__Short problem__.
Omit the images, then output each of the records below exactly.

__Data shown__.
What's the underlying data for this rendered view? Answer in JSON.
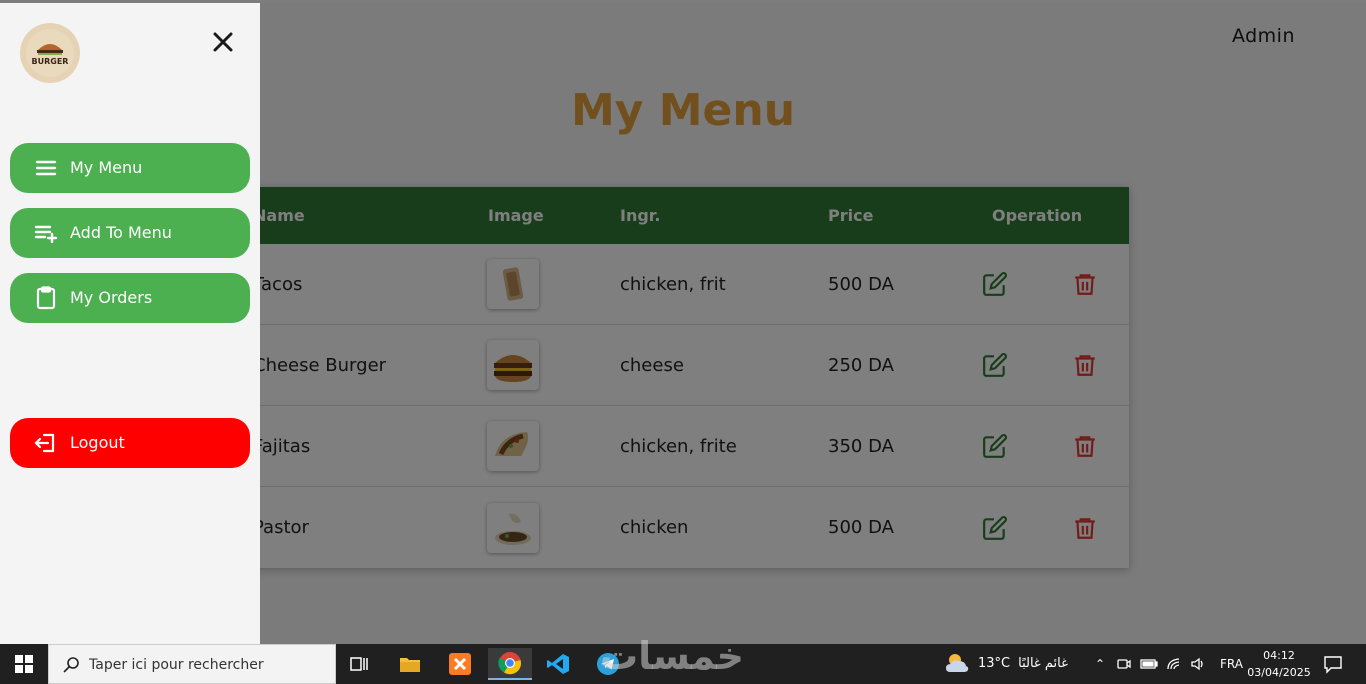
{
  "header": {
    "user": "Admin"
  },
  "page": {
    "title": "My Menu"
  },
  "table": {
    "columns": [
      "Name",
      "Image",
      "Ingr.",
      "Price",
      "Operation"
    ],
    "rows": [
      {
        "name": "Tacos",
        "ingredients": "chicken, frit",
        "price": "500 DA"
      },
      {
        "name": "Cheese Burger",
        "ingredients": "cheese",
        "price": "250 DA"
      },
      {
        "name": "Fajitas",
        "ingredients": "chicken, frite",
        "price": "350 DA"
      },
      {
        "name": "Pastor",
        "ingredients": "chicken",
        "price": "500 DA"
      }
    ]
  },
  "sidebar": {
    "logo_text": "BURGER",
    "items": [
      {
        "label": "My Menu",
        "icon": "menu-lines-icon"
      },
      {
        "label": "Add To Menu",
        "icon": "playlist-add-icon"
      },
      {
        "label": "My Orders",
        "icon": "clipboard-icon"
      }
    ],
    "logout_label": "Logout"
  },
  "taskbar": {
    "search_placeholder": "Taper ici pour rechercher",
    "weather_temp": "13°C",
    "weather_text": "غائم غالبًا",
    "language": "FRA",
    "time": "04:12",
    "date": "03/04/2025"
  },
  "watermark": "خمسات",
  "colors": {
    "accent_green": "#4caf50",
    "table_header": "#2f7a34",
    "title": "#e3a13a",
    "logout_red": "#ff0000",
    "edit_green": "#2e7d32",
    "delete_red": "#e53935"
  }
}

__Task result__.
What's the underlying data for this rendered view? Answer in JSON.
{
  "header": {
    "user": "Admin"
  },
  "page": {
    "title": "My Menu"
  },
  "table": {
    "columns": [
      "Name",
      "Image",
      "Ingr.",
      "Price",
      "Operation"
    ],
    "rows": [
      {
        "name": "Tacos",
        "ingredients": "chicken, frit",
        "price": "500 DA"
      },
      {
        "name": "Cheese Burger",
        "ingredients": "cheese",
        "price": "250 DA"
      },
      {
        "name": "Fajitas",
        "ingredients": "chicken, frite",
        "price": "350 DA"
      },
      {
        "name": "Pastor",
        "ingredients": "chicken",
        "price": "500 DA"
      }
    ]
  },
  "sidebar": {
    "logo_text": "BURGER",
    "items": [
      {
        "label": "My Menu",
        "icon": "menu-lines-icon"
      },
      {
        "label": "Add To Menu",
        "icon": "playlist-add-icon"
      },
      {
        "label": "My Orders",
        "icon": "clipboard-icon"
      }
    ],
    "logout_label": "Logout"
  },
  "taskbar": {
    "search_placeholder": "Taper ici pour rechercher",
    "weather_temp": "13°C",
    "weather_text": "غائم غالبًا",
    "language": "FRA",
    "time": "04:12",
    "date": "03/04/2025"
  },
  "watermark": "خمسات",
  "colors": {
    "accent_green": "#4caf50",
    "table_header": "#2f7a34",
    "title": "#e3a13a",
    "logout_red": "#ff0000",
    "edit_green": "#2e7d32",
    "delete_red": "#e53935"
  }
}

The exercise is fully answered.